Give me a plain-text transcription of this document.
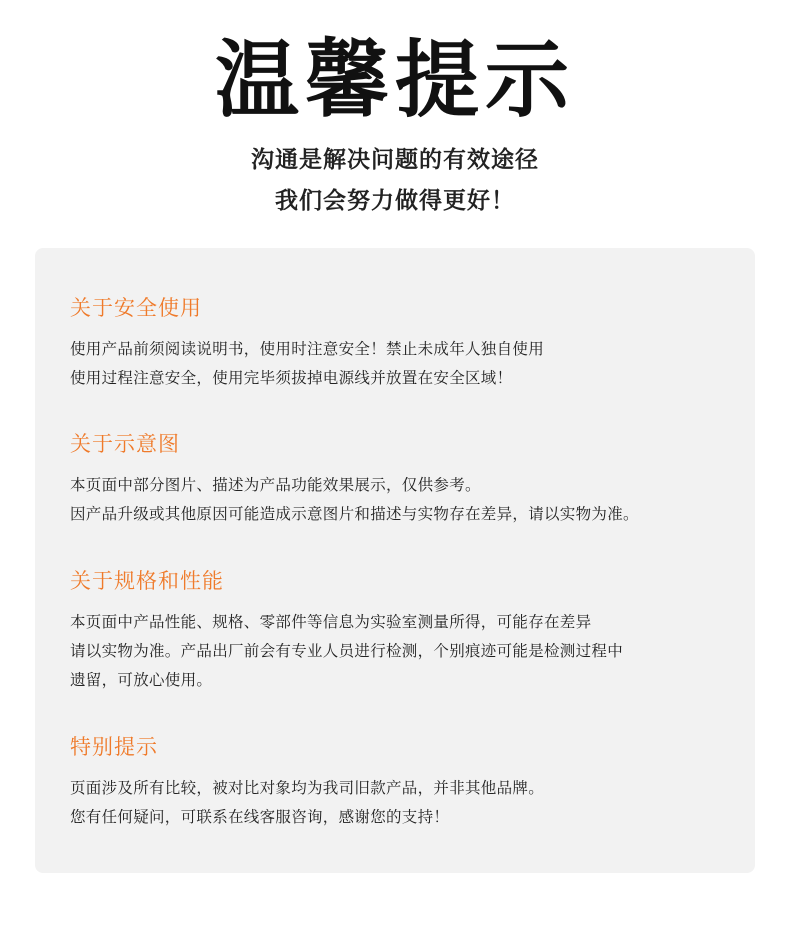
温馨提示
沟通是解决问题的有效途径
我们会努力做得更好！
关于安全使用
使用产品前须阅读说明书，使用时注意安全！禁止未成年人独自使用
使用过程注意安全，使用完毕须拔掉电源线并放置在安全区域！
关于示意图
本页面中部分图片、描述为产品功能效果展示，仅供参考。
因产品升级或其他原因可能造成示意图片和描述与实物存在差异，请以实物为准。
关于规格和性能
本页面中产品性能、规格、零部件等信息为实验室测量所得，可能存在差异
请以实物为准。产品出厂前会有专业人员进行检测，个别痕迹可能是检测过程中
遗留，可放心使用。
特别提示
页面涉及所有比较，被对比对象均为我司旧款产品，并非其他品牌。
您有任何疑问，可联系在线客服咨询，感谢您的支持！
########
GOAL: Each record must be quoted in full and exactly. Do not include the pictures.

ANSWER IN FULL:
Give me a plain-text transcription of this document.
温馨提示
沟通是解决问题的有效途径
我们会努力做得更好！
关于安全使用
使用产品前须阅读说明书，使用时注意安全！禁止未成年人独自使用
使用过程注意安全，使用完毕须拔掉电源线并放置在安全区域！
关于示意图
本页面中部分图片、描述为产品功能效果展示，仅供参考。
因产品升级或其他原因可能造成示意图片和描述与实物存在差异，请以实物为准。
关于规格和性能
本页面中产品性能、规格、零部件等信息为实验室测量所得，可能存在差异
请以实物为准。产品出厂前会有专业人员进行检测，个别痕迹可能是检测过程中
遗留，可放心使用。
特别提示
页面涉及所有比较，被对比对象均为我司旧款产品，并非其他品牌。
您有任何疑问，可联系在线客服咨询，感谢您的支持！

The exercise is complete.